From the listing below, pull out all lines with "document" in them.

>> START RECORDS FOR THIS TASK

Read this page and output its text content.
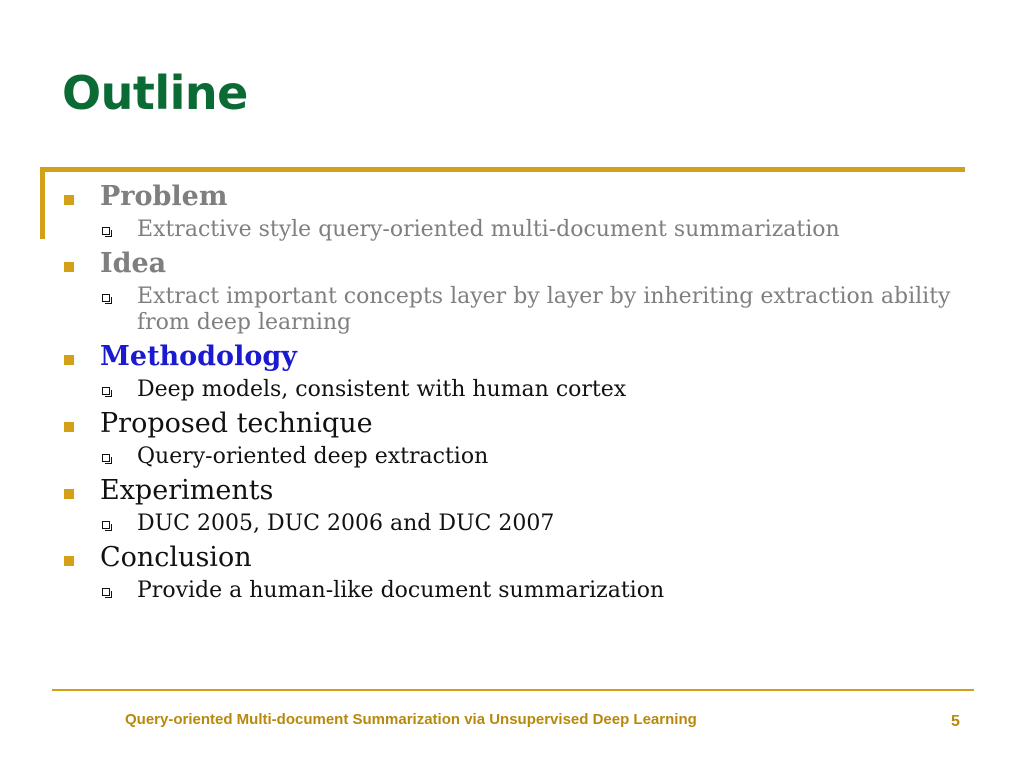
Outline
Problem
Extractive style query-oriented multi-document summarization
Idea
Extract important concepts layer by layer by inheriting extraction ability from deep learning
Methodology
Deep models, consistent with human cortex
Proposed technique
Query-oriented deep extraction
Experiments
DUC 2005, DUC 2006 and DUC 2007
Conclusion
Provide a human-like document summarization
Query-oriented Multi-document Summarization via Unsupervised Deep Learning	5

>> END RECORDS FOR THIS TASK

== RESULT ==
Extractive style query-oriented multi-document summarization
Provide a human-like document summarization
Query-oriented Multi-document Summarization via Unsupervised Deep Learning	5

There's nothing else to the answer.